_CHALLENGE:_ Leave out the pictures and copy everything else in the entries exactly.

***** SUPPLIED MATERIAL *****

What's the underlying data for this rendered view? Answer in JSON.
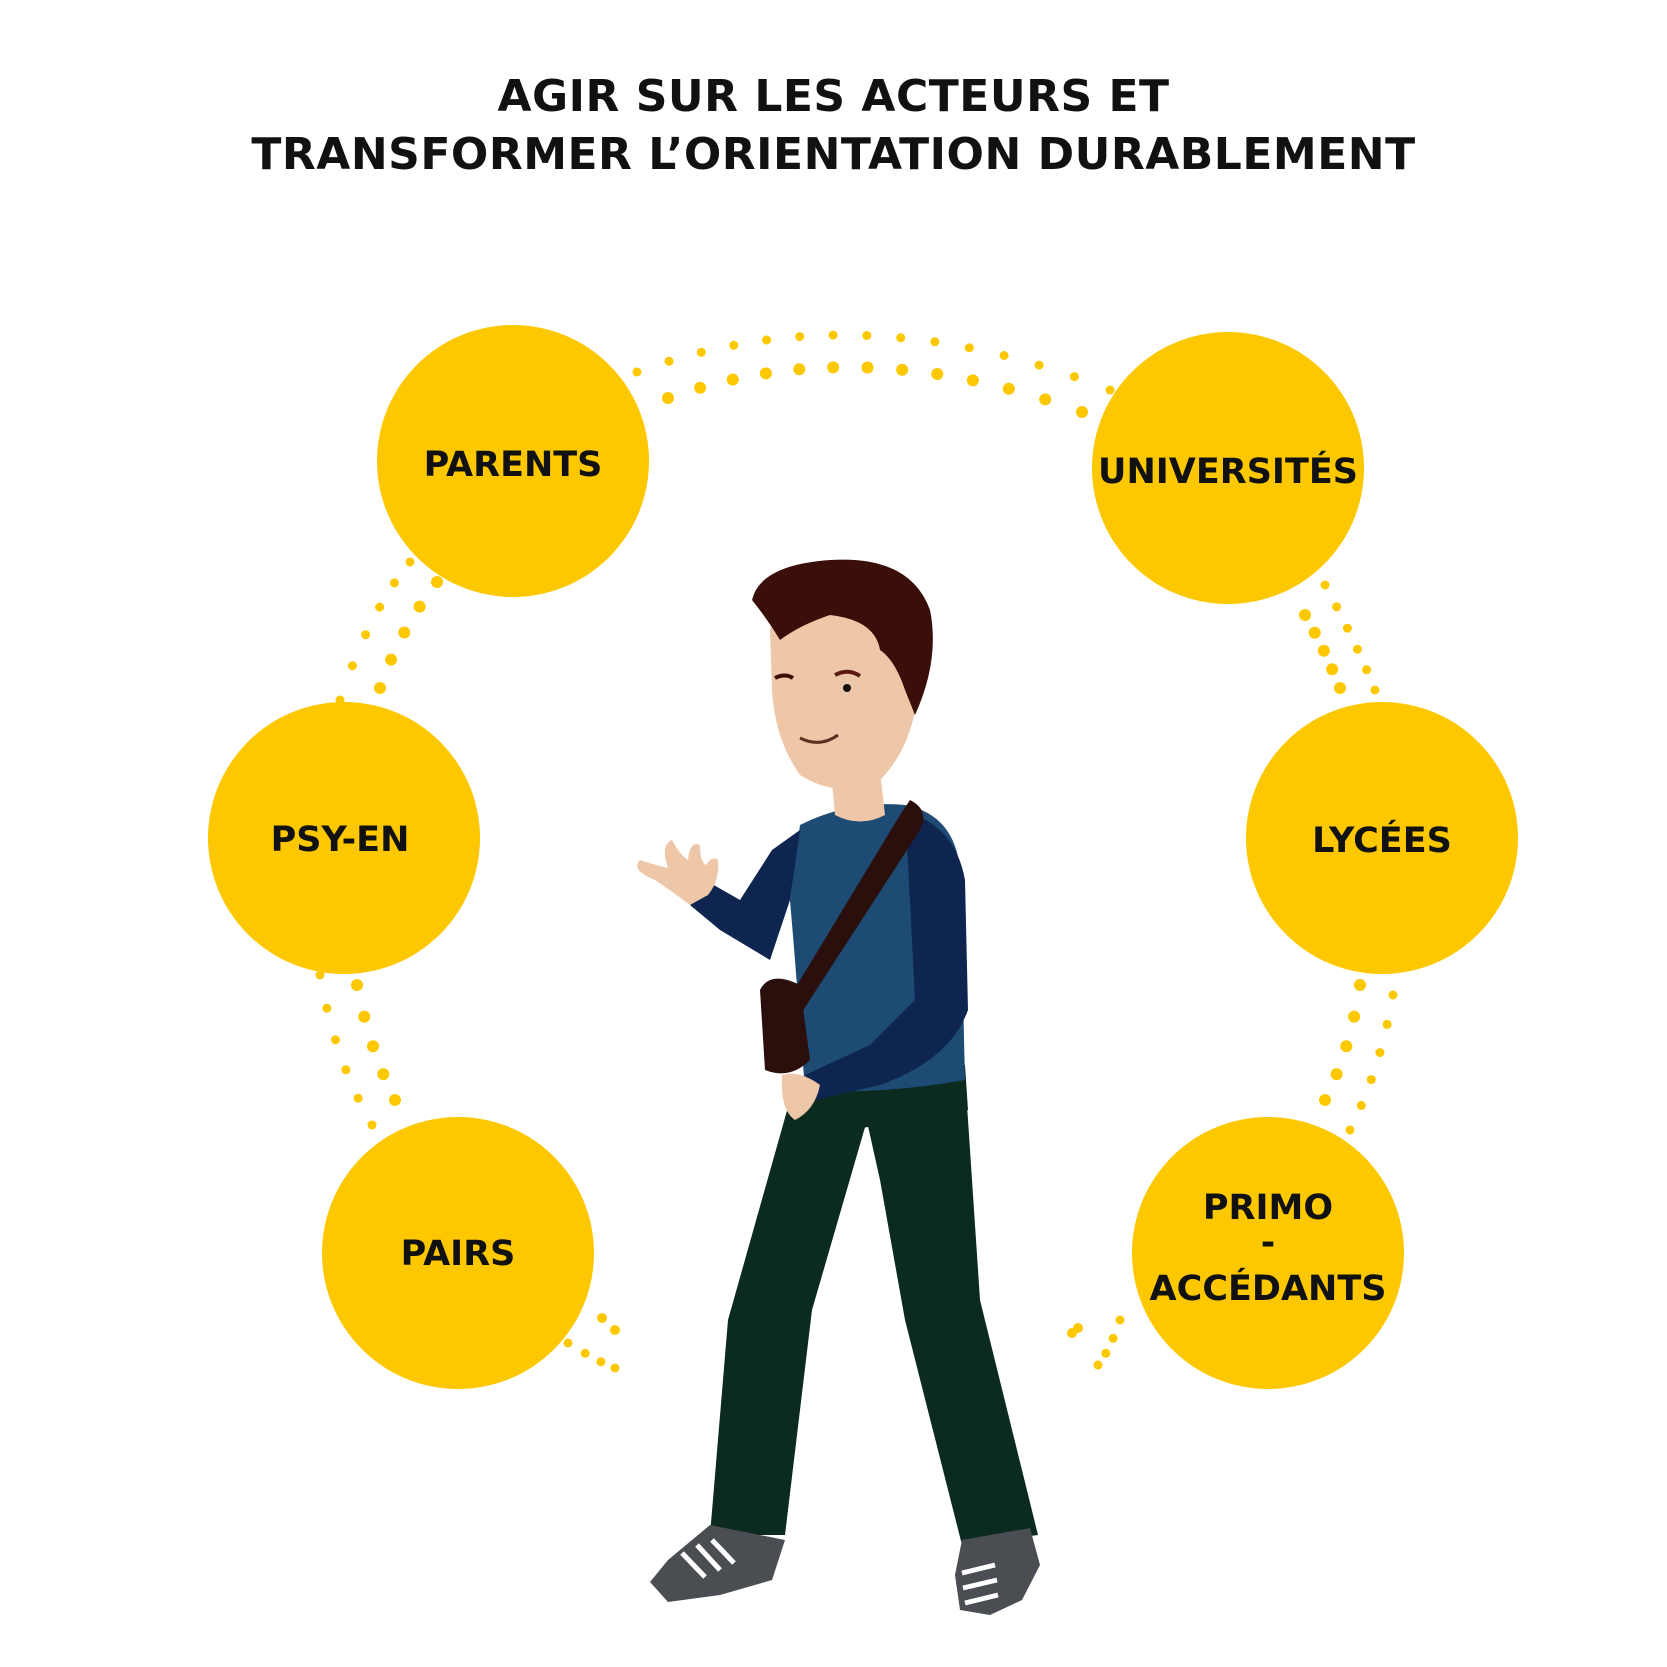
{
  "title": {
    "line1": "AGIR SUR LES ACTEURS ET",
    "line2": "TRANSFORMER L’ORIENTATION DURABLEMENT"
  },
  "nodes": {
    "parents": "PARENTS",
    "psy_en": "PSY-EN",
    "pairs": "PAIRS",
    "universites": "UNIVERSITÉS",
    "lycees": "LYCÉES",
    "primo_line1": "PRIMO",
    "primo_line2": "-",
    "primo_line3": "ACCÉDANTS"
  },
  "colors": {
    "circle": "#FDC800",
    "text": "#111111",
    "shirt": "#1D4B73",
    "sleeve": "#0E2550",
    "pants": "#0B2A20",
    "skin": "#EEC6A8",
    "hair": "#3A0F0A",
    "shoe": "#4A4D52",
    "bag": "#2A0F0C"
  }
}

*****

_SOLVED PROBLEM:_
What's the underlying data for this rendered view? Answer in JSON.
{
  "title": {
    "line1": "AGIR SUR LES ACTEURS ET",
    "line2": "TRANSFORMER L’ORIENTATION DURABLEMENT"
  },
  "nodes": {
    "parents": "PARENTS",
    "psy_en": "PSY-EN",
    "pairs": "PAIRS",
    "universites": "UNIVERSITÉS",
    "lycees": "LYCÉES",
    "primo_line1": "PRIMO",
    "primo_line2": "-",
    "primo_line3": "ACCÉDANTS"
  },
  "colors": {
    "circle": "#FDC800",
    "text": "#111111",
    "shirt": "#1D4B73",
    "sleeve": "#0E2550",
    "pants": "#0B2A20",
    "skin": "#EEC6A8",
    "hair": "#3A0F0A",
    "shoe": "#4A4D52",
    "bag": "#2A0F0C"
  }
}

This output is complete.